◆ Aim ◆
Every entry needs to be reproduced exactly.

-------------------------

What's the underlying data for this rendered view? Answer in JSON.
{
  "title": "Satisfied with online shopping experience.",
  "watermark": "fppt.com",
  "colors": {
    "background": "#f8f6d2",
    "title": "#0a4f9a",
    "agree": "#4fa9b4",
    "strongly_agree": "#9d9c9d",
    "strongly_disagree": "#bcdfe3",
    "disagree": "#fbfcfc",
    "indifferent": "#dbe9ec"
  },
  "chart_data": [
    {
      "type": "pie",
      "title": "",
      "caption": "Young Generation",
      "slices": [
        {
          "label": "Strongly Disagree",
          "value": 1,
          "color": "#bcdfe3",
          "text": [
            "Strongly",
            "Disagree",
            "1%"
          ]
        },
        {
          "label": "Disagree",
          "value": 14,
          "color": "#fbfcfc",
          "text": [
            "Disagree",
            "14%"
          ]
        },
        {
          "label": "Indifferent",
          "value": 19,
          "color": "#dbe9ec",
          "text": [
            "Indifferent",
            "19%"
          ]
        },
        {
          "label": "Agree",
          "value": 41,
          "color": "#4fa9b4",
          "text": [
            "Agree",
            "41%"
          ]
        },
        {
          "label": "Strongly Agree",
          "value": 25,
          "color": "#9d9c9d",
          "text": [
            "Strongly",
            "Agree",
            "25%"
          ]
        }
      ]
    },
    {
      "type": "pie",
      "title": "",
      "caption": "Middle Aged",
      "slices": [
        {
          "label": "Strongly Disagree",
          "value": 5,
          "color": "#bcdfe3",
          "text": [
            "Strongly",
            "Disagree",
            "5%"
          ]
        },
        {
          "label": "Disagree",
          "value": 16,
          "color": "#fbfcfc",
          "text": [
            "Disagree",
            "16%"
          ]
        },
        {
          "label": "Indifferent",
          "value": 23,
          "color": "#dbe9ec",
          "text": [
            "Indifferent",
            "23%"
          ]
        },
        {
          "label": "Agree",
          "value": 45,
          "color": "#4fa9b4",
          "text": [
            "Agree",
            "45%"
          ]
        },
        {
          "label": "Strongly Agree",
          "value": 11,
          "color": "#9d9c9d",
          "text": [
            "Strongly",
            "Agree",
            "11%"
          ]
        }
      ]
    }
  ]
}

-------------------------

◆ Full solution ◆
What's the underlying data for this rendered view? Answer in JSON.
{
  "title": "Satisfied with online shopping experience.",
  "watermark": "fppt.com",
  "colors": {
    "background": "#f8f6d2",
    "title": "#0a4f9a",
    "agree": "#4fa9b4",
    "strongly_agree": "#9d9c9d",
    "strongly_disagree": "#bcdfe3",
    "disagree": "#fbfcfc",
    "indifferent": "#dbe9ec"
  },
  "chart_data": [
    {
      "type": "pie",
      "title": "",
      "caption": "Young Generation",
      "slices": [
        {
          "label": "Strongly Disagree",
          "value": 1,
          "color": "#bcdfe3",
          "text": [
            "Strongly",
            "Disagree",
            "1%"
          ]
        },
        {
          "label": "Disagree",
          "value": 14,
          "color": "#fbfcfc",
          "text": [
            "Disagree",
            "14%"
          ]
        },
        {
          "label": "Indifferent",
          "value": 19,
          "color": "#dbe9ec",
          "text": [
            "Indifferent",
            "19%"
          ]
        },
        {
          "label": "Agree",
          "value": 41,
          "color": "#4fa9b4",
          "text": [
            "Agree",
            "41%"
          ]
        },
        {
          "label": "Strongly Agree",
          "value": 25,
          "color": "#9d9c9d",
          "text": [
            "Strongly",
            "Agree",
            "25%"
          ]
        }
      ]
    },
    {
      "type": "pie",
      "title": "",
      "caption": "Middle Aged",
      "slices": [
        {
          "label": "Strongly Disagree",
          "value": 5,
          "color": "#bcdfe3",
          "text": [
            "Strongly",
            "Disagree",
            "5%"
          ]
        },
        {
          "label": "Disagree",
          "value": 16,
          "color": "#fbfcfc",
          "text": [
            "Disagree",
            "16%"
          ]
        },
        {
          "label": "Indifferent",
          "value": 23,
          "color": "#dbe9ec",
          "text": [
            "Indifferent",
            "23%"
          ]
        },
        {
          "label": "Agree",
          "value": 45,
          "color": "#4fa9b4",
          "text": [
            "Agree",
            "45%"
          ]
        },
        {
          "label": "Strongly Agree",
          "value": 11,
          "color": "#9d9c9d",
          "text": [
            "Strongly",
            "Agree",
            "11%"
          ]
        }
      ]
    }
  ]
}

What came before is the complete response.